Tasks:
A. In the flashcards, what is the main shortcoming of grid approximation?
B. Quote the flashcards between "It will generate" and "Metropolis and Metropolis-Hasting?", inclusive.

Questions #3 Flashcards
What is the main shortcoming of grid approximation?
It scales very poorly in high dimensions.
What is the main shortcoming of quadratic approximation?
Scales better than grid, but it can struggle in the face of complex, hierarchical models.
It also does not fare well in the presence of posterior distributions that cannot be well approximated by a Gaussian distribution
What is the 3 things we must be able to do to perform MCMC sampling with the metropolis algo
- We must be able to generate a random value from the proposal distribution (Normal (theta current, sigma^2)
- We must be able to calculate the unnormalized posterior densities
- We must be able to generate a uniform random value from 0 to 1 to accept or reject the proposed parameter value
In the trace plot, if the standard variation of the proposal distribution is too low, what will happen?
It will take longer to get to the right values
In the trace plot, if the standard deviation of the proposal distribution is too high, what will happen?
It will generate far-away proposals that will usually get rejected and won’t explore the posterior distribution well. (graphique en robot)
What is the difference between Metropolis and Metropolis-Hasting?
Metropolis-Hasting generalizes the metropolis by allowing assymetric proposals
True or false : We need a symmetric proposal function in the metropolis algo
True
True or false : In the Gibbs Algorithm, we always accept the proposal
True
What are the advantages of Gibbs ?
Efficiency in sampling from the posterior and no tuning of the proposal distribution
What are the disadvantages of Gibbs?

Records supplied:
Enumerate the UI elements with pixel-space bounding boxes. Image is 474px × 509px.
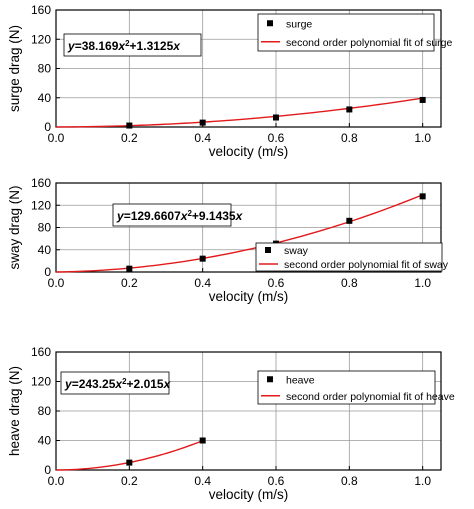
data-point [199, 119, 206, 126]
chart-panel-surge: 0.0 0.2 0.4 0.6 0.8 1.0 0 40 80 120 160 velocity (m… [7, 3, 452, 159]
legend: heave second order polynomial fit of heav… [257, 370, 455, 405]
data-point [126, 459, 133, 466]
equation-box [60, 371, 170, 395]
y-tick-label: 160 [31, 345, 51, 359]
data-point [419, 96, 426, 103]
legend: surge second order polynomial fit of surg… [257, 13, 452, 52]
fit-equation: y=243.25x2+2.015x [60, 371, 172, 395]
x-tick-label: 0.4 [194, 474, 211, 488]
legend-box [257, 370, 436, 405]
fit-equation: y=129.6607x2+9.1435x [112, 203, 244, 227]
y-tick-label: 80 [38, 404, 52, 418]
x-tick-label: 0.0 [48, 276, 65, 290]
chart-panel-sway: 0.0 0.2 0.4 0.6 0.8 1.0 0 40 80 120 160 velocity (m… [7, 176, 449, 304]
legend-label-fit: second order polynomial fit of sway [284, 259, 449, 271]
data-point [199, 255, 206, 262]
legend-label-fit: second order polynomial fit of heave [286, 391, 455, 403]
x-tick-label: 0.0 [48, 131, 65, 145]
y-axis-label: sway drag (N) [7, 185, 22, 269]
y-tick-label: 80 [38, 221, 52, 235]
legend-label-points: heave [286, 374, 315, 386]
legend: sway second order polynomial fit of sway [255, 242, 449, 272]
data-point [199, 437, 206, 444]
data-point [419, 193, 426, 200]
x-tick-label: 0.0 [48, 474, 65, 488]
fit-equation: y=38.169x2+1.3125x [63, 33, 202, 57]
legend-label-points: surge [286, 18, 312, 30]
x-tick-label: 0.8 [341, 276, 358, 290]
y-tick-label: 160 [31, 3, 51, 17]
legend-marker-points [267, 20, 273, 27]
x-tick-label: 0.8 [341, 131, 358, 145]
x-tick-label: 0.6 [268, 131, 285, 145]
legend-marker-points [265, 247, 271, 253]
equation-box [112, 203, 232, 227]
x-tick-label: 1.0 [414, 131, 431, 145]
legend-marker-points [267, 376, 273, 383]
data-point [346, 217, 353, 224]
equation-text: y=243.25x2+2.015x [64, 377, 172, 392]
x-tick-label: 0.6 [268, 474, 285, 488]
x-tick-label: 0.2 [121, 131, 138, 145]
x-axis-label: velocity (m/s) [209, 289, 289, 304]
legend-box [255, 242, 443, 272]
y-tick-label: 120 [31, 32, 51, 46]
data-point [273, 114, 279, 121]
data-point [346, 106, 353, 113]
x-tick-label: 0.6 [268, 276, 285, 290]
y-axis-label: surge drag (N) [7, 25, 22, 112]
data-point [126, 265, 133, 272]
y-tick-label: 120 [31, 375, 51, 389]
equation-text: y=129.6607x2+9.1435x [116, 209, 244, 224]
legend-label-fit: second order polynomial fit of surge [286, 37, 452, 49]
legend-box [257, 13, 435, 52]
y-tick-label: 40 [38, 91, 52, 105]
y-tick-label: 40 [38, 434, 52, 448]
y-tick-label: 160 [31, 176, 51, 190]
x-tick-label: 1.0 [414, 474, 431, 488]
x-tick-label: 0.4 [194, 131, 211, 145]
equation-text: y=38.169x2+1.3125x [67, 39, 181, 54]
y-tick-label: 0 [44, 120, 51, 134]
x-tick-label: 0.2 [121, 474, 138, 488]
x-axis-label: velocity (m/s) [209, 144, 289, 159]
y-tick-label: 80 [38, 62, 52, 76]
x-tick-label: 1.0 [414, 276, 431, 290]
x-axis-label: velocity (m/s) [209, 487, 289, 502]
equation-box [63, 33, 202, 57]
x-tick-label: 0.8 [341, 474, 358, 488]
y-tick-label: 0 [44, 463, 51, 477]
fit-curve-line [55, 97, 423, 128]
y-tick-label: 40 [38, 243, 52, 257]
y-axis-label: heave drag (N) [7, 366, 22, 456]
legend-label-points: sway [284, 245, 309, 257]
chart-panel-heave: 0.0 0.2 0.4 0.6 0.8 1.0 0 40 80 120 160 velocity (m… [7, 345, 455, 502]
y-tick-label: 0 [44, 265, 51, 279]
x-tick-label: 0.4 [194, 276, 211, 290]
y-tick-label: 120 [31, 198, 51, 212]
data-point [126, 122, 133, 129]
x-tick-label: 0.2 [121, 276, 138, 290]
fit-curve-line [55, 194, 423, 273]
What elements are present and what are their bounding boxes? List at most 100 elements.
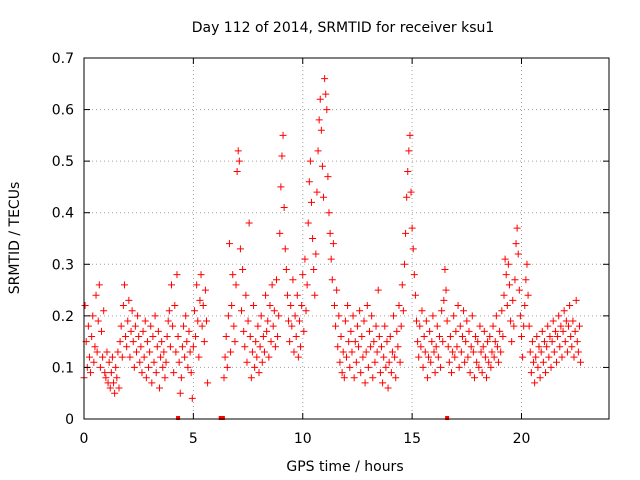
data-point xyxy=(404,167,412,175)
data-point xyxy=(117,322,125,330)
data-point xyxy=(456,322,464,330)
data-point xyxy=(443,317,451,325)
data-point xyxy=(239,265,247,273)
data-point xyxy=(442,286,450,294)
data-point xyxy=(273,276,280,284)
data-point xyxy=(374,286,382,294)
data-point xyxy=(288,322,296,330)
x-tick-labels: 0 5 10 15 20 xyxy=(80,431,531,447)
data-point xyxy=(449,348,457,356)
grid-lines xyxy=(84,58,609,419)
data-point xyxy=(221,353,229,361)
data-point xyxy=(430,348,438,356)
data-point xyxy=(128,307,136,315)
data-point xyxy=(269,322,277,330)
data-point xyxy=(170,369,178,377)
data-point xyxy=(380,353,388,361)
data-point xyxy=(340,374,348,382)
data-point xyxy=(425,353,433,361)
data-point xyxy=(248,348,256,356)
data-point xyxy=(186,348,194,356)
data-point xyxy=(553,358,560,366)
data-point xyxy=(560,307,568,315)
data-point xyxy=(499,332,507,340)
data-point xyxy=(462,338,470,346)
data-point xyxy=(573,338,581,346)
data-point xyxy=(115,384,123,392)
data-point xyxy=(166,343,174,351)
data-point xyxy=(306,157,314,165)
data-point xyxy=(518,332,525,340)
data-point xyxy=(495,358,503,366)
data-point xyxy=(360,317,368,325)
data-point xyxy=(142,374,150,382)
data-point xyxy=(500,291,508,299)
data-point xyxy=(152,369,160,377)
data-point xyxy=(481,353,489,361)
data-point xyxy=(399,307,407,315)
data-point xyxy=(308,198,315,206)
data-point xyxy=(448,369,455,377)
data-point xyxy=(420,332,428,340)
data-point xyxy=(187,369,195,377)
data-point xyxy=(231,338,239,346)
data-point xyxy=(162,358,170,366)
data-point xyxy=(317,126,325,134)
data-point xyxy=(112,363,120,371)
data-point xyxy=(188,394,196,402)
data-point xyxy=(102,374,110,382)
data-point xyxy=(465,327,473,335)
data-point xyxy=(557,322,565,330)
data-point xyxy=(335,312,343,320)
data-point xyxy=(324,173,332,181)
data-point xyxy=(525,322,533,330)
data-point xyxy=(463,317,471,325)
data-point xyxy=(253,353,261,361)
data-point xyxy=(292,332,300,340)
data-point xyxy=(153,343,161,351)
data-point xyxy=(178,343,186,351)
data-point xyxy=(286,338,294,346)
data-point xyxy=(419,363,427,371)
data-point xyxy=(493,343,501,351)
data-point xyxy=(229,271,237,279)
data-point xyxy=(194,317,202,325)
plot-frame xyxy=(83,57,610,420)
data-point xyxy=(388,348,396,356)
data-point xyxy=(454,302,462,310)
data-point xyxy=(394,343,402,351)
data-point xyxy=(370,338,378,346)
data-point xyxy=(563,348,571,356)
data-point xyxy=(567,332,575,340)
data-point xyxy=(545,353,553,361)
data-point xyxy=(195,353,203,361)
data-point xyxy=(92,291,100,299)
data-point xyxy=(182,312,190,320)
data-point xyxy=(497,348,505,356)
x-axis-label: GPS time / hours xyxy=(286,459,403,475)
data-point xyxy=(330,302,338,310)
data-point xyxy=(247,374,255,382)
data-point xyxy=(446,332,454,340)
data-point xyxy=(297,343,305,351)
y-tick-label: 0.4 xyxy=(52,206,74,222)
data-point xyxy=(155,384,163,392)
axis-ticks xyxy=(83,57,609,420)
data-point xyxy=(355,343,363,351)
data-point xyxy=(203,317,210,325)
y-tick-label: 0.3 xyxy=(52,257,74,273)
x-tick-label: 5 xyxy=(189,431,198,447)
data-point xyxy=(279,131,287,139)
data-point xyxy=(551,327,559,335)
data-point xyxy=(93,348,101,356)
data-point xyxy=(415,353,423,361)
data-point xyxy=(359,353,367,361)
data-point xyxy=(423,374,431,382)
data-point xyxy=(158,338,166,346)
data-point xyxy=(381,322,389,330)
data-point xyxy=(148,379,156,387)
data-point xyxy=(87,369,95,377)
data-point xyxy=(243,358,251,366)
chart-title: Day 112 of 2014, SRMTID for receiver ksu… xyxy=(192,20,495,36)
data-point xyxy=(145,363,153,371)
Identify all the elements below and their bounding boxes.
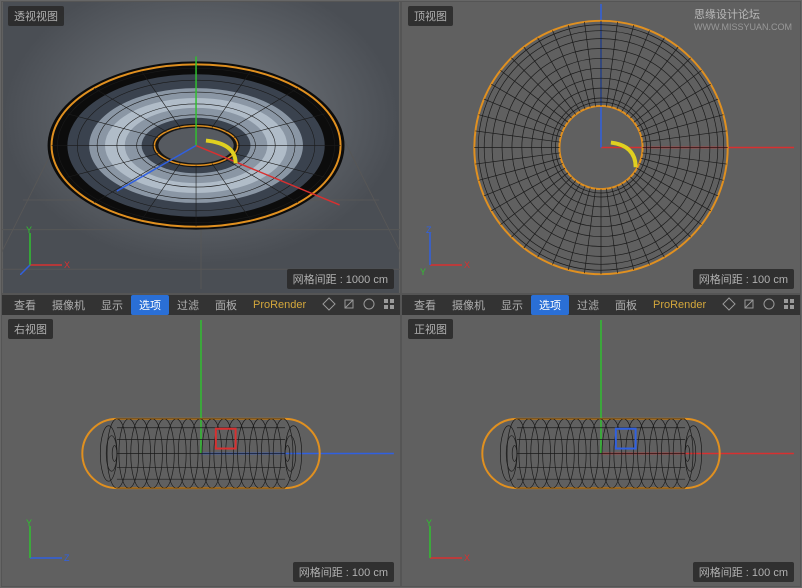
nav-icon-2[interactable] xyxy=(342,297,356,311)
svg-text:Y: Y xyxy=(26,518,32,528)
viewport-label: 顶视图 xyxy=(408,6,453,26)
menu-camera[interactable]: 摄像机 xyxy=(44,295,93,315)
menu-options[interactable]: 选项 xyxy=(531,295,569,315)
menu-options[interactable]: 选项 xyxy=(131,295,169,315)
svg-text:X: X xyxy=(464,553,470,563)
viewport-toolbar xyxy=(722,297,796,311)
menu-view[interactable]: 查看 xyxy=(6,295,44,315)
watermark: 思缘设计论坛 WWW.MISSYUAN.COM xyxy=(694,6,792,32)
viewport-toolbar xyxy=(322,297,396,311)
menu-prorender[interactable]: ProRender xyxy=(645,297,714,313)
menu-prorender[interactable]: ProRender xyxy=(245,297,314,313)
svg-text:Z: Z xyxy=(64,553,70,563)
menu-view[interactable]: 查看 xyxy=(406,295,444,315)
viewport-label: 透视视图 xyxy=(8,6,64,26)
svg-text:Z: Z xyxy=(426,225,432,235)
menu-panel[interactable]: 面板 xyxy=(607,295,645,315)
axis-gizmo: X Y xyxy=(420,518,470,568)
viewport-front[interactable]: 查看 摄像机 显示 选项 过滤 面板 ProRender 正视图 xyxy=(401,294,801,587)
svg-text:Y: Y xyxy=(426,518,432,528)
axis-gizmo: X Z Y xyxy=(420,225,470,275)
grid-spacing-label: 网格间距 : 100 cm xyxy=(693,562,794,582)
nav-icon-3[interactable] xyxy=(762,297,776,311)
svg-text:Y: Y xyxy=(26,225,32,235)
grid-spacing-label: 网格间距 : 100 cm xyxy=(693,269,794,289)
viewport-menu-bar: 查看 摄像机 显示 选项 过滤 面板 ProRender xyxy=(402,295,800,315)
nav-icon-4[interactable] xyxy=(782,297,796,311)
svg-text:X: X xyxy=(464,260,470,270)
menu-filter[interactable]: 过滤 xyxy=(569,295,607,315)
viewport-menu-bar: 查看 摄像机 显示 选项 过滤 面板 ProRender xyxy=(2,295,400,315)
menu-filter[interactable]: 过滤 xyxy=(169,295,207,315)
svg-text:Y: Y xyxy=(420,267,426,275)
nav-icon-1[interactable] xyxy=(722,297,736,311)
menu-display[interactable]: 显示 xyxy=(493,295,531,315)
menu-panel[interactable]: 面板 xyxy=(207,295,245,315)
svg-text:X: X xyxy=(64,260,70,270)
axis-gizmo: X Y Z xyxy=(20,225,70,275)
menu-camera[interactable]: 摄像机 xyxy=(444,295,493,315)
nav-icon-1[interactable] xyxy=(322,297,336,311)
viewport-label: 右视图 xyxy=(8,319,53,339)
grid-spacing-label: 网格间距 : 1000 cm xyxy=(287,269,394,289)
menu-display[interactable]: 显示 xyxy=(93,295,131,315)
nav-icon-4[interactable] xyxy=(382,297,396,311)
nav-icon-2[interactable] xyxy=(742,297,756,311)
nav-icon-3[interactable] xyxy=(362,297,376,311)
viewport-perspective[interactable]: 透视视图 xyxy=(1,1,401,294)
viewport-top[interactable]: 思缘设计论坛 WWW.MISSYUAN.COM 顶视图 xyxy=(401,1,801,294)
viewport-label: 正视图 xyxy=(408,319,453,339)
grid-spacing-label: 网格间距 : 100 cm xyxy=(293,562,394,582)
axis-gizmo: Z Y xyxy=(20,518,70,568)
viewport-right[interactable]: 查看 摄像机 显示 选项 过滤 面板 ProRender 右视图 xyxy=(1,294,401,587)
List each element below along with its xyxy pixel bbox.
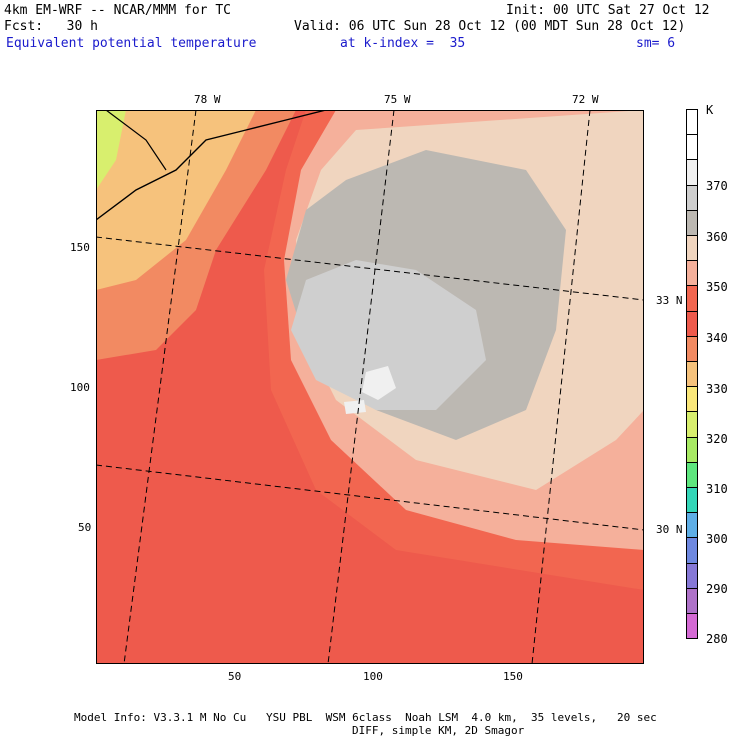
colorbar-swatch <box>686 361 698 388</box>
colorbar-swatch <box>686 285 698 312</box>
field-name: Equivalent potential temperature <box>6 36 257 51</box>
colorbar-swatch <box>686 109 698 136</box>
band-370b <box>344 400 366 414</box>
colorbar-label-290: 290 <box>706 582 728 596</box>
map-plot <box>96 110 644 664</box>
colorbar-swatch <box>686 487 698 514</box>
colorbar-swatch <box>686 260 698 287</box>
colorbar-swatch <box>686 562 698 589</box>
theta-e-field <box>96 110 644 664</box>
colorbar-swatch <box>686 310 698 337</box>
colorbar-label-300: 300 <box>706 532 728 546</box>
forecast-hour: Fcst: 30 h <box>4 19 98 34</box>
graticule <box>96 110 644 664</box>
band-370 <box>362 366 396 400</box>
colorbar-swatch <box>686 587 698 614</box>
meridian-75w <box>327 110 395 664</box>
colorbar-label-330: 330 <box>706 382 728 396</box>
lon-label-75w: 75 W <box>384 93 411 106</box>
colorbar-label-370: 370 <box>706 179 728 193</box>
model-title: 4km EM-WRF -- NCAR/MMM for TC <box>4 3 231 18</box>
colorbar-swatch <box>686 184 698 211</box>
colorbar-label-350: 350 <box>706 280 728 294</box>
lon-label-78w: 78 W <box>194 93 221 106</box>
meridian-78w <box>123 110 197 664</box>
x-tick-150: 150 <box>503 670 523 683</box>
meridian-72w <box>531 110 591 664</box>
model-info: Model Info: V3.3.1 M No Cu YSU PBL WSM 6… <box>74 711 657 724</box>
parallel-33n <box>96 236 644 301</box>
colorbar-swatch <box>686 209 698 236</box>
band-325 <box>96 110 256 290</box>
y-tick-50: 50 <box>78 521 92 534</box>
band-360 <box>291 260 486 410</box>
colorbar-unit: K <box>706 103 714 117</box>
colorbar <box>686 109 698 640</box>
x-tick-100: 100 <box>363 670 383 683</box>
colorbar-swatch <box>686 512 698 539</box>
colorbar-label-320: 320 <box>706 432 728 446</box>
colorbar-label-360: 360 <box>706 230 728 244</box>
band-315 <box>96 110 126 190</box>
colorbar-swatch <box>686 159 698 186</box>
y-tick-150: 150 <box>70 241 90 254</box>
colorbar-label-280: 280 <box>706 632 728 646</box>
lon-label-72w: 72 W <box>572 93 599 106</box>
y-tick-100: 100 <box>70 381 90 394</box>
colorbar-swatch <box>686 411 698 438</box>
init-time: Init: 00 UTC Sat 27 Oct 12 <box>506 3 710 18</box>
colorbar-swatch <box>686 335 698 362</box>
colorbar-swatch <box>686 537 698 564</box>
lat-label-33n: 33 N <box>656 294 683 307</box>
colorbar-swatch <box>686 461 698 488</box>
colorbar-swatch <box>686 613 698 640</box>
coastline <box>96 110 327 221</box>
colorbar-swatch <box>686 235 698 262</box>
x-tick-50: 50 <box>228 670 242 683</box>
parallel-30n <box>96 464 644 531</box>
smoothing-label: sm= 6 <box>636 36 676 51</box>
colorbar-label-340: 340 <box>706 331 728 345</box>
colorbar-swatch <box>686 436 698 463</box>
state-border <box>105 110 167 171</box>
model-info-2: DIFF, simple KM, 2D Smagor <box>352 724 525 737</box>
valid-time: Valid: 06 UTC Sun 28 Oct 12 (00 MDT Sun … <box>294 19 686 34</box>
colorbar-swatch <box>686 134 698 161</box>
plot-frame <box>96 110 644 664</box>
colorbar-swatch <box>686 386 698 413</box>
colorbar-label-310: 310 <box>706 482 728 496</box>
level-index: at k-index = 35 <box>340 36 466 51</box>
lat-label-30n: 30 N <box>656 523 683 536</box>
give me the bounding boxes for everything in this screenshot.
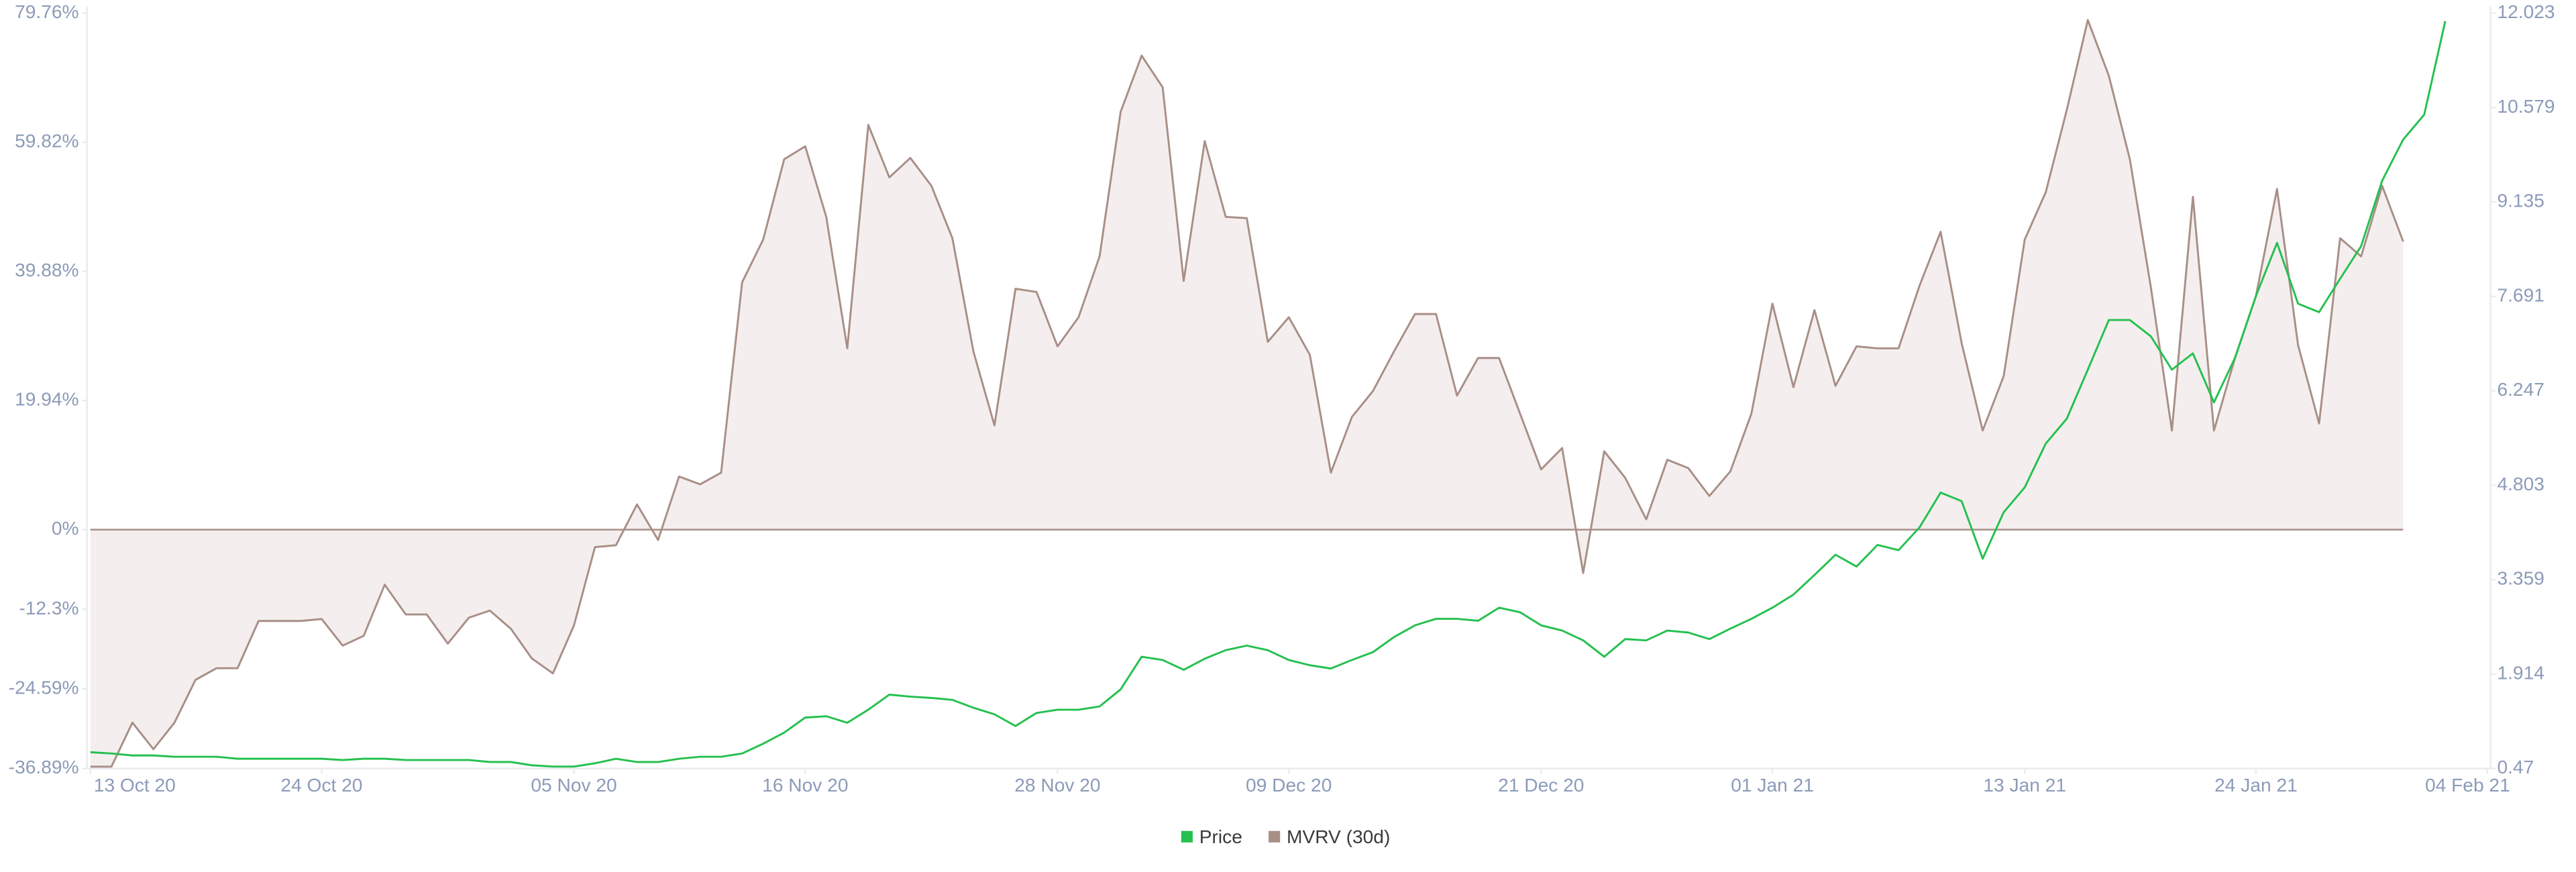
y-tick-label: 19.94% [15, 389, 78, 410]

Responses by task:
A. It scales very poorly in high dimensions.

B.
It will generate far-away proposals that will usually get rejected and won’t explore the posterior distribution well. (graphique en robot)
What is the difference between Metropolis and Metropolis-Hasting?